> [INSTRUCTION]:
Gather all lines with the word "отдельных" in them.

----------

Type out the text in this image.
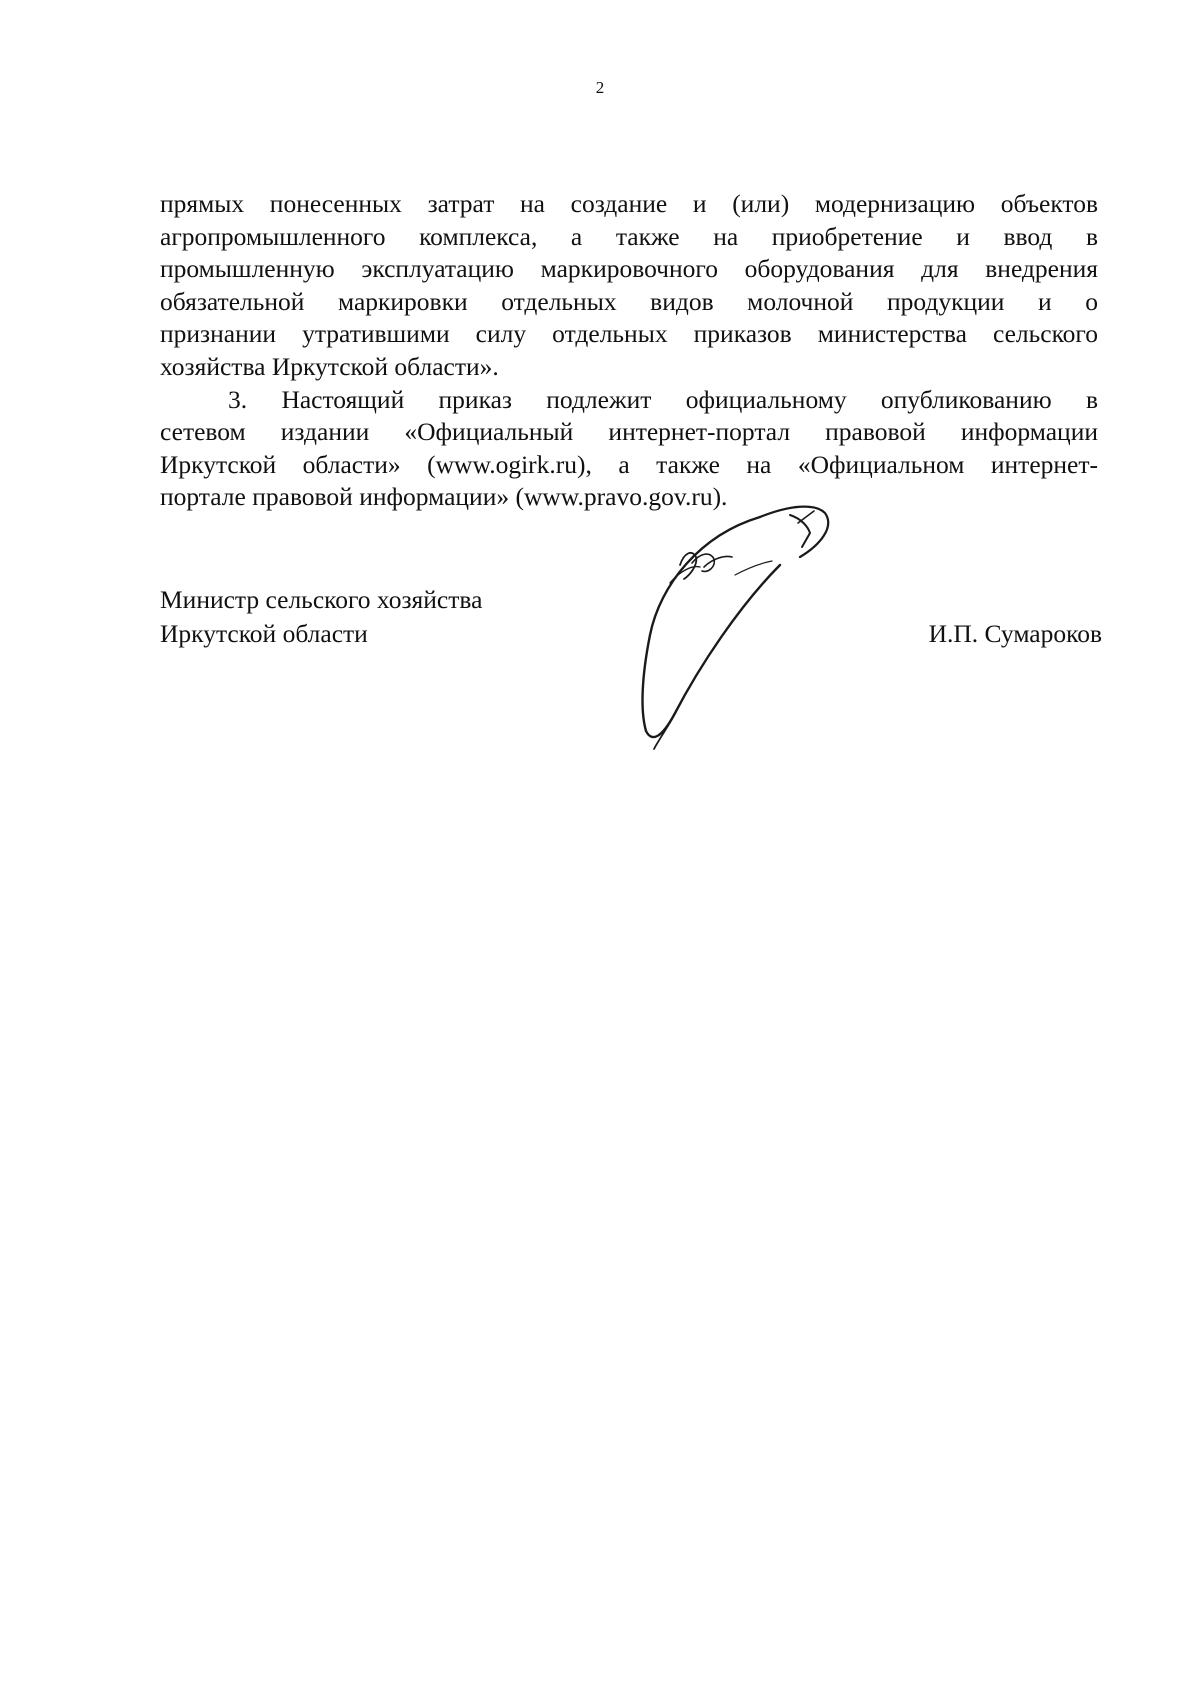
2
прямых понесенных затрат на создание и (или) модернизацию объектов
агропромышленного комплекса, а также на приобретение и ввод в
промышленную эксплуатацию маркировочного оборудования для внедрения
обязательной маркировки отдельных видов молочной продукции и о
признании утратившими силу отдельных приказов министерства сельского
хозяйства Иркутской области».
3. Настоящий приказ подлежит официальному опубликованию в
сетевом издании «Официальный интернет-портал правовой информации
Иркутской области» (www.ogirk.ru), а также на «Официальном интернет-
портале правовой информации» (www.pravo.gov.ru).
Министр сельского хозяйства
Иркутской области	И.П. Сумароков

----------

> [ANSWER IN FULL]:
обязательной маркировки отдельных видов молочной продукции и о
признании утратившими силу отдельных приказов министерства сельского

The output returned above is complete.